---------- Source data

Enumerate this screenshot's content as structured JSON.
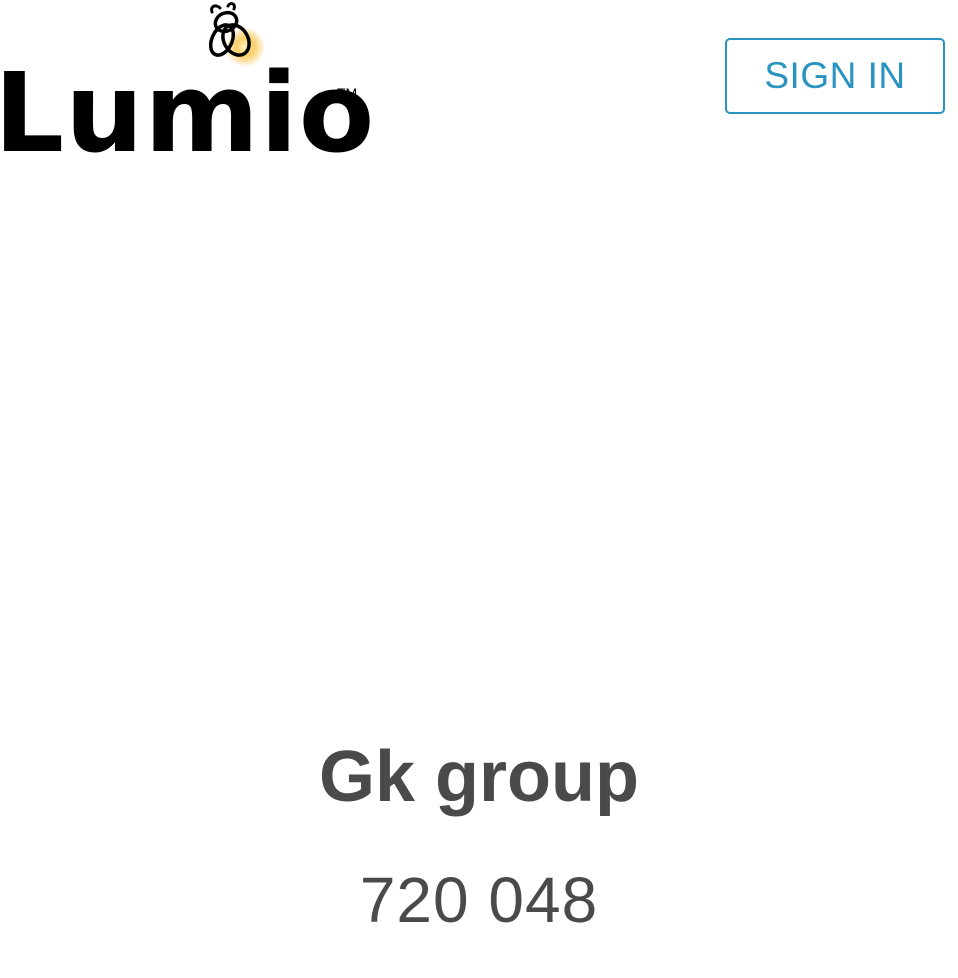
{
  "brand": {
    "name": "Lumio",
    "trademark": "TM",
    "logo_icon": "firefly-icon",
    "text_color": "#000000",
    "glow_color": "#f5b82e"
  },
  "header": {
    "sign_in_label": "SIGN IN",
    "accent_color": "#2a93c0"
  },
  "session": {
    "group_name": "Gk group",
    "join_code": "720 048",
    "text_color": "#4a4a4a"
  }
}
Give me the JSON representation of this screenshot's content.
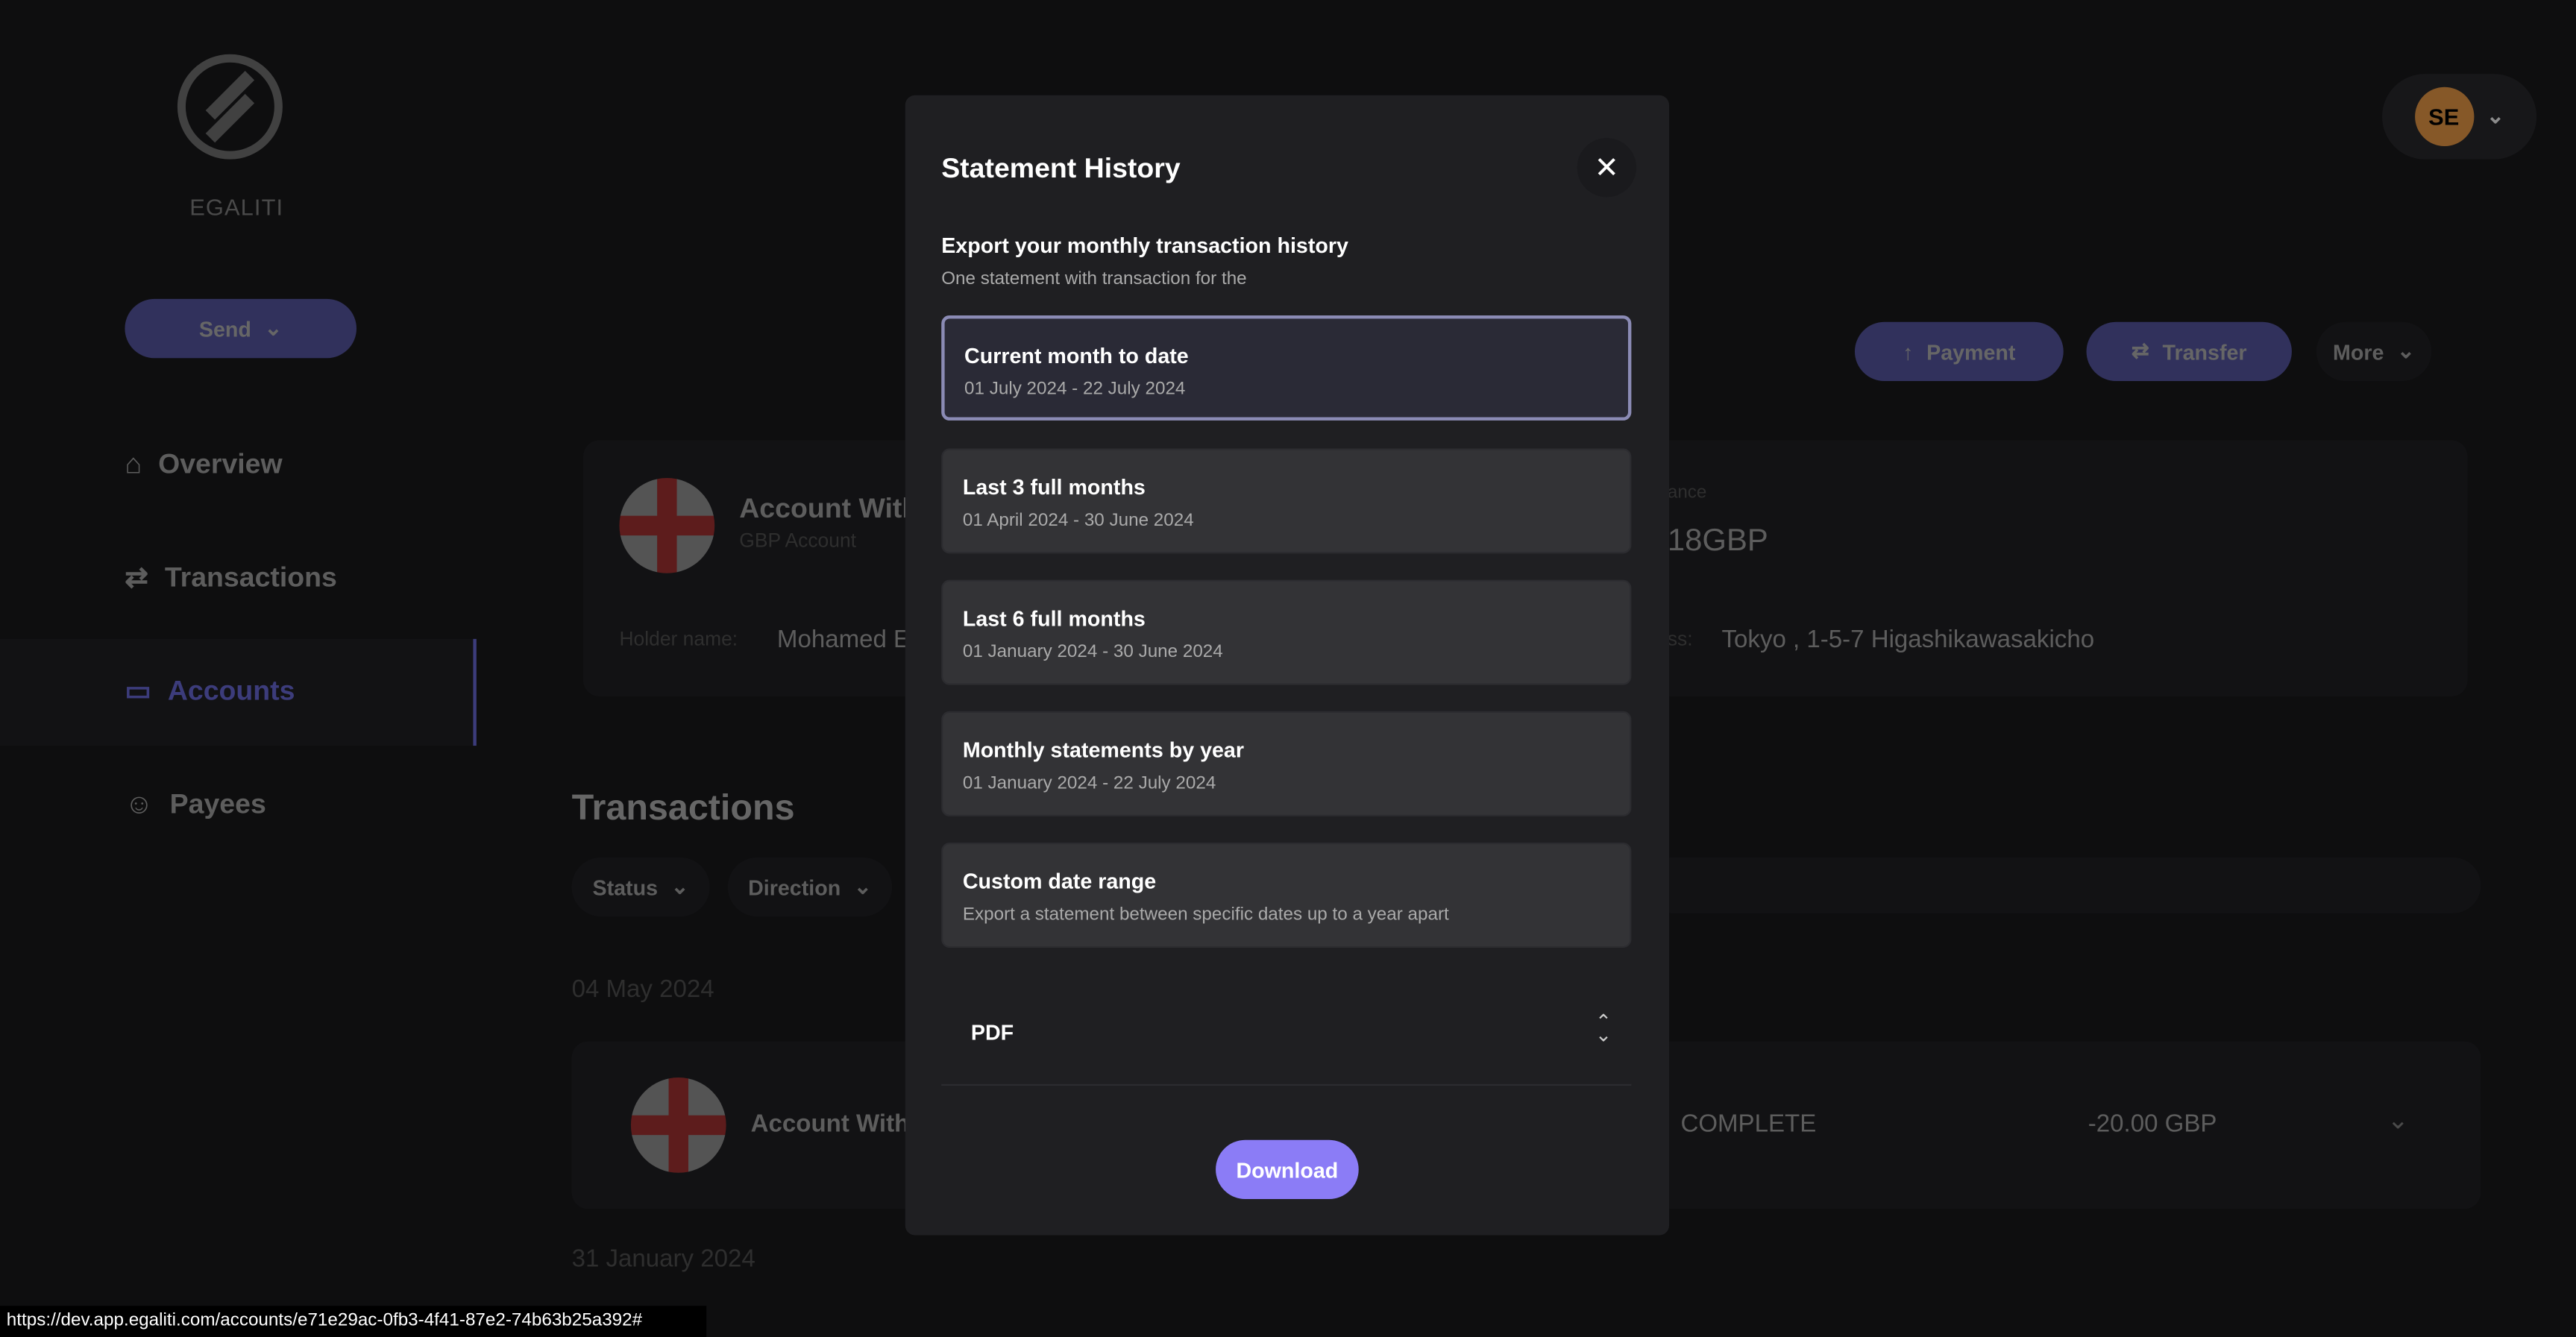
{
  "brand": "EGALITI",
  "sidebar": {
    "send": "Send",
    "items": [
      {
        "label": "Overview"
      },
      {
        "label": "Transactions"
      },
      {
        "label": "Accounts"
      },
      {
        "label": "Payees"
      }
    ]
  },
  "header": {
    "avatar": "SE",
    "avatar_color": "#f5a04a"
  },
  "actions": {
    "payment": "Payment",
    "transfer": "Transfer",
    "more": "More"
  },
  "account": {
    "name": "Account With",
    "type": "GBP Account",
    "balance_label": "ance",
    "balance": "18GBP",
    "holder_label": "Holder name:",
    "holder": "Mohamed E",
    "address_label": "ss:",
    "address": "Tokyo , 1-5-7 Higashikawasakicho"
  },
  "transactions": {
    "title": "Transactions",
    "filters": [
      "Status",
      "Direction"
    ],
    "groups": [
      {
        "date": "04 May 2024",
        "row": {
          "name": "Account With",
          "status": "COMPLETE",
          "amount": "-20.00 GBP"
        }
      },
      {
        "date": "31 January 2024"
      }
    ]
  },
  "modal": {
    "title": "Statement History",
    "heading": "Export your monthly transaction history",
    "subheading": "One statement with transaction for the",
    "options": [
      {
        "title": "Current month to date",
        "subtitle": "01 July 2024 - 22 July 2024",
        "selected": true
      },
      {
        "title": "Last 3 full months",
        "subtitle": "01 April 2024 - 30 June 2024"
      },
      {
        "title": "Last 6 full months",
        "subtitle": "01 January 2024 - 30 June 2024"
      },
      {
        "title": "Monthly statements by year",
        "subtitle": "01 January 2024 - 22 July 2024"
      },
      {
        "title": "Custom date range",
        "subtitle": "Export a statement between specific dates up to a year apart"
      }
    ],
    "format": "PDF",
    "download": "Download",
    "accent": "#8b7cf6"
  },
  "status_url": "https://dev.app.egaliti.com/accounts/e71e29ac-0fb3-4f41-87e2-74b63b25a392#"
}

--------------------

■ Objective ■
Find every line that holds "subtitle" and copy it.

■ Finished exercise ■
        "subtitle": "01 July 2024 - 22 July 2024",
        "subtitle": "01 April 2024 - 30 June 2024"
        "subtitle": "01 January 2024 - 30 June 2024"
        "subtitle": "01 January 2024 - 22 July 2024"
        "subtitle": "Export a statement between specific dates up to a year apart"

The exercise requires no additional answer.